● Exercise directions: Without omitting anything, return the records precisely as given.

● The data:
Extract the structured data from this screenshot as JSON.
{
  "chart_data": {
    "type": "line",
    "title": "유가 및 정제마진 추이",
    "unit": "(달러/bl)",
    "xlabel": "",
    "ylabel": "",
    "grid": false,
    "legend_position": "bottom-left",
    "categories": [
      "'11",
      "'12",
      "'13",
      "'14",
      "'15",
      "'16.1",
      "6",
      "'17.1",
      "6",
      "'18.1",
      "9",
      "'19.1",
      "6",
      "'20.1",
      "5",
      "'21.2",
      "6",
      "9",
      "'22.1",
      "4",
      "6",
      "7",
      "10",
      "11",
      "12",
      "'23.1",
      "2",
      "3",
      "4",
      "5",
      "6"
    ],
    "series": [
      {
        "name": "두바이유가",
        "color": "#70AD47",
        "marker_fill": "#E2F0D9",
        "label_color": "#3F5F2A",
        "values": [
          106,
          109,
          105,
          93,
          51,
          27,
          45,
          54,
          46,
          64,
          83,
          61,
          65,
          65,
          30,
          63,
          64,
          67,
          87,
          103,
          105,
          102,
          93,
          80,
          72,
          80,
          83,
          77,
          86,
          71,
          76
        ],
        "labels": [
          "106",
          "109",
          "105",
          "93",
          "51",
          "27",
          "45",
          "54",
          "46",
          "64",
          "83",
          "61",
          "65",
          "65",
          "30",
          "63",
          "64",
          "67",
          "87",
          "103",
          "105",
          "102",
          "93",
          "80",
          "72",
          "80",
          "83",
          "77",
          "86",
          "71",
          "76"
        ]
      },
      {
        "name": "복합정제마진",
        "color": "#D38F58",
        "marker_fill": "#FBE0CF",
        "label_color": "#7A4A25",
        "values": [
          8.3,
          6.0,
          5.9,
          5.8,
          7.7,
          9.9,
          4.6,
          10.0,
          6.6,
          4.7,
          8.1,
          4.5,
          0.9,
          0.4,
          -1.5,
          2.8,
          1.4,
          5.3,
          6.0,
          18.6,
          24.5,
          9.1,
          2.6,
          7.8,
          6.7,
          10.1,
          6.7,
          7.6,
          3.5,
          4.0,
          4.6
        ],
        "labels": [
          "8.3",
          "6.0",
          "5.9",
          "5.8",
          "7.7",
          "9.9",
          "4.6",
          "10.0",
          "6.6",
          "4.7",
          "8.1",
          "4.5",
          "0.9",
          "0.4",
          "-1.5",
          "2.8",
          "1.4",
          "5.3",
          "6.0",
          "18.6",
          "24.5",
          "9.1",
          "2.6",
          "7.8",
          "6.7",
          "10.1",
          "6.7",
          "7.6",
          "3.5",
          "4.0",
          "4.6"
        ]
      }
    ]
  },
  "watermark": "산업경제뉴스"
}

● Written solution:
Extract the structured data from this screenshot as JSON.
{
  "chart_data": {
    "type": "line",
    "title": "유가 및 정제마진 추이",
    "unit": "(달러/bl)",
    "xlabel": "",
    "ylabel": "",
    "grid": false,
    "legend_position": "bottom-left",
    "categories": [
      "'11",
      "'12",
      "'13",
      "'14",
      "'15",
      "'16.1",
      "6",
      "'17.1",
      "6",
      "'18.1",
      "9",
      "'19.1",
      "6",
      "'20.1",
      "5",
      "'21.2",
      "6",
      "9",
      "'22.1",
      "4",
      "6",
      "7",
      "10",
      "11",
      "12",
      "'23.1",
      "2",
      "3",
      "4",
      "5",
      "6"
    ],
    "series": [
      {
        "name": "두바이유가",
        "color": "#70AD47",
        "marker_fill": "#E2F0D9",
        "label_color": "#3F5F2A",
        "values": [
          106,
          109,
          105,
          93,
          51,
          27,
          45,
          54,
          46,
          64,
          83,
          61,
          65,
          65,
          30,
          63,
          64,
          67,
          87,
          103,
          105,
          102,
          93,
          80,
          72,
          80,
          83,
          77,
          86,
          71,
          76
        ],
        "labels": [
          "106",
          "109",
          "105",
          "93",
          "51",
          "27",
          "45",
          "54",
          "46",
          "64",
          "83",
          "61",
          "65",
          "65",
          "30",
          "63",
          "64",
          "67",
          "87",
          "103",
          "105",
          "102",
          "93",
          "80",
          "72",
          "80",
          "83",
          "77",
          "86",
          "71",
          "76"
        ]
      },
      {
        "name": "복합정제마진",
        "color": "#D38F58",
        "marker_fill": "#FBE0CF",
        "label_color": "#7A4A25",
        "values": [
          8.3,
          6.0,
          5.9,
          5.8,
          7.7,
          9.9,
          4.6,
          10.0,
          6.6,
          4.7,
          8.1,
          4.5,
          0.9,
          0.4,
          -1.5,
          2.8,
          1.4,
          5.3,
          6.0,
          18.6,
          24.5,
          9.1,
          2.6,
          7.8,
          6.7,
          10.1,
          6.7,
          7.6,
          3.5,
          4.0,
          4.6
        ],
        "labels": [
          "8.3",
          "6.0",
          "5.9",
          "5.8",
          "7.7",
          "9.9",
          "4.6",
          "10.0",
          "6.6",
          "4.7",
          "8.1",
          "4.5",
          "0.9",
          "0.4",
          "-1.5",
          "2.8",
          "1.4",
          "5.3",
          "6.0",
          "18.6",
          "24.5",
          "9.1",
          "2.6",
          "7.8",
          "6.7",
          "10.1",
          "6.7",
          "7.6",
          "3.5",
          "4.0",
          "4.6"
        ]
      }
    ]
  },
  "watermark": "산업경제뉴스"
}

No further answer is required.